> [Instructions to follow]
Looking through the listing, how many of its lines hold the word "nbinding"? Answer with only the number.

> [Data for processing]
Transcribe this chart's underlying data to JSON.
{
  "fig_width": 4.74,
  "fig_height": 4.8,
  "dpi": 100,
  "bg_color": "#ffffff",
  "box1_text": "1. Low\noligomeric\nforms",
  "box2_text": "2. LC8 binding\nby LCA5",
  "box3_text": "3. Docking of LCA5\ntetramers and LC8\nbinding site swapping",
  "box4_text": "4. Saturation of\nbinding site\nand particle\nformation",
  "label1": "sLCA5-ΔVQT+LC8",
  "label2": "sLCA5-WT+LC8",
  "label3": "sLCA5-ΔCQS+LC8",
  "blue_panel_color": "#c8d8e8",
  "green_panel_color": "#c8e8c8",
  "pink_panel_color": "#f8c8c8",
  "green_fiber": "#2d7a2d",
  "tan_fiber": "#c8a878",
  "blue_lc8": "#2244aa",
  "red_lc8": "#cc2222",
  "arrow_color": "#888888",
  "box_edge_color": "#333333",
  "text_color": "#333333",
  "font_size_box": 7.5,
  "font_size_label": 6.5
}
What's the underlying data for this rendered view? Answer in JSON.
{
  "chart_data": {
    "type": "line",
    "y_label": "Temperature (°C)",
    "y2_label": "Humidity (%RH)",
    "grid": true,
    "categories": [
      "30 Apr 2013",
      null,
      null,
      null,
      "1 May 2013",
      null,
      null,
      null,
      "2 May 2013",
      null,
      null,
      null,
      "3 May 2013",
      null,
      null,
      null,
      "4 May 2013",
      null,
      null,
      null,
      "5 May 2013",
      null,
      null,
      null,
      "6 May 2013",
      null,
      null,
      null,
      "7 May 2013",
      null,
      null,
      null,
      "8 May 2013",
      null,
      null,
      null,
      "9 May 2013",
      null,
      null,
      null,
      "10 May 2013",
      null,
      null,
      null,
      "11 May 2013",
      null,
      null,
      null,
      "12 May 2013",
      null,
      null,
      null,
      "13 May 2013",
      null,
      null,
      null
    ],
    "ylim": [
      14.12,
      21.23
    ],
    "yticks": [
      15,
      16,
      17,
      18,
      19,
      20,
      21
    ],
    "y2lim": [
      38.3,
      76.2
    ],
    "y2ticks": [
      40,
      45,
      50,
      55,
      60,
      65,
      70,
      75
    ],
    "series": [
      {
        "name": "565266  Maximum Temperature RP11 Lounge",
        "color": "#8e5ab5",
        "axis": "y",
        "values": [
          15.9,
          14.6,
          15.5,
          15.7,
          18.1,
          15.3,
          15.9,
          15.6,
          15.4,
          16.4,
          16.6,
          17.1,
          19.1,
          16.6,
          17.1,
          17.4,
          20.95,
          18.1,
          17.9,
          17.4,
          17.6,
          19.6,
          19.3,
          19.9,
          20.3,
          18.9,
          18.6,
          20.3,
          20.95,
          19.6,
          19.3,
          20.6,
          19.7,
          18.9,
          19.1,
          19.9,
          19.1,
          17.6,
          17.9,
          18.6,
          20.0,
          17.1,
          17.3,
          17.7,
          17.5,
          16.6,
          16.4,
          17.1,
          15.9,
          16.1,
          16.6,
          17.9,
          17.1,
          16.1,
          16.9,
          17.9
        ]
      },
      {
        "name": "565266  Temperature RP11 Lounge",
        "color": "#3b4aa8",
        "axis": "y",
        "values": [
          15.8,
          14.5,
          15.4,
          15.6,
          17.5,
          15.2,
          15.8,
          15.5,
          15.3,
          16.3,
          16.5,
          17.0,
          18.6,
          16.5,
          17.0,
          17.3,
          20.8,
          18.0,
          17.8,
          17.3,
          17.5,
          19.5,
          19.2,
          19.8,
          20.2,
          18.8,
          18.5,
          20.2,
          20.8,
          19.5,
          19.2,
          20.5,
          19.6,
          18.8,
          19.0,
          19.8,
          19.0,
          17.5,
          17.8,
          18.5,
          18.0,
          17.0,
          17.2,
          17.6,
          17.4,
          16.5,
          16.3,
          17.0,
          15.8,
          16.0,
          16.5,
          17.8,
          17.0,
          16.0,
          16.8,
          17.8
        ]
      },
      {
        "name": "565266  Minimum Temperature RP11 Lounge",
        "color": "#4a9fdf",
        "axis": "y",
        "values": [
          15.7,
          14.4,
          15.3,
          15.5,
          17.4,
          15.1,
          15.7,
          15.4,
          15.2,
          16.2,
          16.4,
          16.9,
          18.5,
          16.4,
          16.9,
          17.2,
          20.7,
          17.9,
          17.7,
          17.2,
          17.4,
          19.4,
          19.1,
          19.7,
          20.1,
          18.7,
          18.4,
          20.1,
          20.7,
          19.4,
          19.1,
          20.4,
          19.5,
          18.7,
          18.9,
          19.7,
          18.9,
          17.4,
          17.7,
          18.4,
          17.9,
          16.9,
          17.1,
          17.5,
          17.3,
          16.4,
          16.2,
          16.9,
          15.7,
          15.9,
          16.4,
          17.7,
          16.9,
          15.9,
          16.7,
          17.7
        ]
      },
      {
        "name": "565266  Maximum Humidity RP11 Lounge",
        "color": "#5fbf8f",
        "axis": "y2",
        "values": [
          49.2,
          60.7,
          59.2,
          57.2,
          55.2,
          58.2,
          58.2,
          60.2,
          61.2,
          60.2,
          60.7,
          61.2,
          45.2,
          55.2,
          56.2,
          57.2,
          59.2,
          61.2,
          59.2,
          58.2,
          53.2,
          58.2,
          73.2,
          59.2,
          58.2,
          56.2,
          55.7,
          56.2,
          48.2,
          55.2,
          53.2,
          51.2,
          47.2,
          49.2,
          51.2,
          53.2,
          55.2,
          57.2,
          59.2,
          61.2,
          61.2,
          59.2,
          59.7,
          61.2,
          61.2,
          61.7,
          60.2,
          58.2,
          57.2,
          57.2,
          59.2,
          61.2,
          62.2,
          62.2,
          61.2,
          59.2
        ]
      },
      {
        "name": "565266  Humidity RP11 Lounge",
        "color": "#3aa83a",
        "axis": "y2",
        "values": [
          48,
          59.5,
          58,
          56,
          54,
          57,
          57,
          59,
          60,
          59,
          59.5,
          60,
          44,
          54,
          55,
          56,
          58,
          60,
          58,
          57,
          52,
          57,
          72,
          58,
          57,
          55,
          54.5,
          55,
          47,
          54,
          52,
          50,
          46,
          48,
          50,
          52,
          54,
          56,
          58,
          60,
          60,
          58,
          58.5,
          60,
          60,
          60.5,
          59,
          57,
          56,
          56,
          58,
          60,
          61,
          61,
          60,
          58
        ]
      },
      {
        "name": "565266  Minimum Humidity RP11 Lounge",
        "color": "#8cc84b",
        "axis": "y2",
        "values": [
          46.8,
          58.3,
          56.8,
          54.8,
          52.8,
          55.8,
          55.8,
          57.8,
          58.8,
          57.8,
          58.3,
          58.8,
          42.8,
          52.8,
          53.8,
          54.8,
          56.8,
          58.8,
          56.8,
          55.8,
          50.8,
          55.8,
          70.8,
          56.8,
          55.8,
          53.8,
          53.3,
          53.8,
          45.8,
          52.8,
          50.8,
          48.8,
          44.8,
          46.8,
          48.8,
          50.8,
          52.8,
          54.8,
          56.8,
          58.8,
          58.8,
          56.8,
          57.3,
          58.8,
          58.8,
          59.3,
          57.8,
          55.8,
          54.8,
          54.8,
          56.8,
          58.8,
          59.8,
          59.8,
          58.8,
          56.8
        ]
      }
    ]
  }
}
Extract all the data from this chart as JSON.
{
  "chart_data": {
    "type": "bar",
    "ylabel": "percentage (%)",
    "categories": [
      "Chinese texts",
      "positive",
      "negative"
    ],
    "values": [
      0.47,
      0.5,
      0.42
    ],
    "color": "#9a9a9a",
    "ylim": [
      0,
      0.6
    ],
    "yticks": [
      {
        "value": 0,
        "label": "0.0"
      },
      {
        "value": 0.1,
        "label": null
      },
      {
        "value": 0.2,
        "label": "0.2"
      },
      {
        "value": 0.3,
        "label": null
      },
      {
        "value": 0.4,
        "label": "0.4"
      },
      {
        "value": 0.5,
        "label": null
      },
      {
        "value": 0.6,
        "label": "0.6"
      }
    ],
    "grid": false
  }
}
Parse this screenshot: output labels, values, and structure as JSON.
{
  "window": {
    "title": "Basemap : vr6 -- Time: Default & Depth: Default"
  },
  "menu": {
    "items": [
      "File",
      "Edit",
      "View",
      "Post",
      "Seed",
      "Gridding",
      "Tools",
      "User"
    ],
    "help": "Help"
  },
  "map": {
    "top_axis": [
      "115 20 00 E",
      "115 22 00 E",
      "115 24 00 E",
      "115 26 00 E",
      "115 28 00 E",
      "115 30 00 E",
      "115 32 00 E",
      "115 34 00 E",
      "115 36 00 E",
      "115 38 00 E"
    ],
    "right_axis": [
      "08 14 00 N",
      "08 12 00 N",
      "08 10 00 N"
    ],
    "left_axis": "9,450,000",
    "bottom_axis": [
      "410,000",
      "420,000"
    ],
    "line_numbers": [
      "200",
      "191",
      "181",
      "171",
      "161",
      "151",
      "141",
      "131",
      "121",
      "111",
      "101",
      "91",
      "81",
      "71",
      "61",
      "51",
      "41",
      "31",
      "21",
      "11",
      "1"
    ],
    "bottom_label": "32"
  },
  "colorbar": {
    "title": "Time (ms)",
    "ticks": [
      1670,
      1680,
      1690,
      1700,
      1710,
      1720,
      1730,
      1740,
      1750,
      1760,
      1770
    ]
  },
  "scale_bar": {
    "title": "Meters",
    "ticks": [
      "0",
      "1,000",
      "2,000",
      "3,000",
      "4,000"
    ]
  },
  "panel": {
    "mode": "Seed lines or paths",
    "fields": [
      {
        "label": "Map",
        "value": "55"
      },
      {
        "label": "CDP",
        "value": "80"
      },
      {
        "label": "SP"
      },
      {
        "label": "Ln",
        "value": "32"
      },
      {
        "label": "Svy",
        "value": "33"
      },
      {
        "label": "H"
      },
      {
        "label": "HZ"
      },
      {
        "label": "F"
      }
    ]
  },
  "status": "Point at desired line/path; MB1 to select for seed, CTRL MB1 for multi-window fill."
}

> [Exercise response]
2